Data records

•••

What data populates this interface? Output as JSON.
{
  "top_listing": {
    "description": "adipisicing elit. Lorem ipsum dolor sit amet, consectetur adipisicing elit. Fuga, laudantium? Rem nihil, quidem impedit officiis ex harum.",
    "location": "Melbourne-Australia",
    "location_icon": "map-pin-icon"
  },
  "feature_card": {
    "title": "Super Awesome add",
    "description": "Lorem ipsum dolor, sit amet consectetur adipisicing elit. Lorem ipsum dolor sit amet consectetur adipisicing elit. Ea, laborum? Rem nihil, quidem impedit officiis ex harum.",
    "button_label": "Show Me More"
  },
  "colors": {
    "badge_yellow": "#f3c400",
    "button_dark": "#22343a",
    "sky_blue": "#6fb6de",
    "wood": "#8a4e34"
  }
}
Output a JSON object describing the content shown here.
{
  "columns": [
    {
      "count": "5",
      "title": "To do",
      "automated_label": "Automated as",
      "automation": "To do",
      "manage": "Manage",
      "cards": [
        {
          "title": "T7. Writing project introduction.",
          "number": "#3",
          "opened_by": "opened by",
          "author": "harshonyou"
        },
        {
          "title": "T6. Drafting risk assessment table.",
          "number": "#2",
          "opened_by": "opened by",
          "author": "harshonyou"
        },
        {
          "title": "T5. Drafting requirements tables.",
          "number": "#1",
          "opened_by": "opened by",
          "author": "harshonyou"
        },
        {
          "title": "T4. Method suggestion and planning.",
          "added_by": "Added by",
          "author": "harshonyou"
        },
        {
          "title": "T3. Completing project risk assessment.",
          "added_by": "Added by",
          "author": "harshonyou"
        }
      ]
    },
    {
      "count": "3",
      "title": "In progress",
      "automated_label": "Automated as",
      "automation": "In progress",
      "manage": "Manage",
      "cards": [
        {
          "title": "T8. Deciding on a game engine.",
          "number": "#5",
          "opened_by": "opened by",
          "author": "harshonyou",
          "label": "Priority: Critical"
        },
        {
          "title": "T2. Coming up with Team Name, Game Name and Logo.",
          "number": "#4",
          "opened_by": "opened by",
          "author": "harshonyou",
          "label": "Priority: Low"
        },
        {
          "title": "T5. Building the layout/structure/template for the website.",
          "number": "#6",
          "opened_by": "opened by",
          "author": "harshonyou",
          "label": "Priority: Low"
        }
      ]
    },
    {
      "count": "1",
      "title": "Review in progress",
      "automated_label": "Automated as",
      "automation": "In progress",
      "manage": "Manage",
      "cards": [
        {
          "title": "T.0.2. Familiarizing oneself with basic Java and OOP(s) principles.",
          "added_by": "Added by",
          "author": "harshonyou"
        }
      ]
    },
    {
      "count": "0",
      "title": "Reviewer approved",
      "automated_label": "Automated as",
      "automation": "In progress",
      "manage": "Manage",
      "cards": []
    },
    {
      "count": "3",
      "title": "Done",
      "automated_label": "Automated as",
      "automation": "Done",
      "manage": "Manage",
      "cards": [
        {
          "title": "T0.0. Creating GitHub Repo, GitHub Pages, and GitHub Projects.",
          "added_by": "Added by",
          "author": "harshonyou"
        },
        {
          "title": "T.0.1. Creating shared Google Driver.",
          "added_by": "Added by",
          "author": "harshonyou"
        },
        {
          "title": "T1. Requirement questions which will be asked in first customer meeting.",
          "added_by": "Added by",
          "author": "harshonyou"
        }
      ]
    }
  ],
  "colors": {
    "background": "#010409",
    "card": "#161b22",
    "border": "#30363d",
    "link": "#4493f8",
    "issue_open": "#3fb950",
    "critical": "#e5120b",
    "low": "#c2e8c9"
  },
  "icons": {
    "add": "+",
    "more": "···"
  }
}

•••

What you need to do
Look through the data and show every line containing "amet".

Output of the exercise
    "description": "adipisicing elit. Lorem ipsum dolor sit amet, consectetur adipisicing elit. Fuga, laudantium? Rem nihil, quidem impedit officiis ex harum.",
    "description": "Lorem ipsum dolor, sit amet consectetur adipisicing elit. Lorem ipsum dolor sit amet consectetur adipisicing elit. Ea, laborum? Rem nihil, quidem impedit officiis ex harum.",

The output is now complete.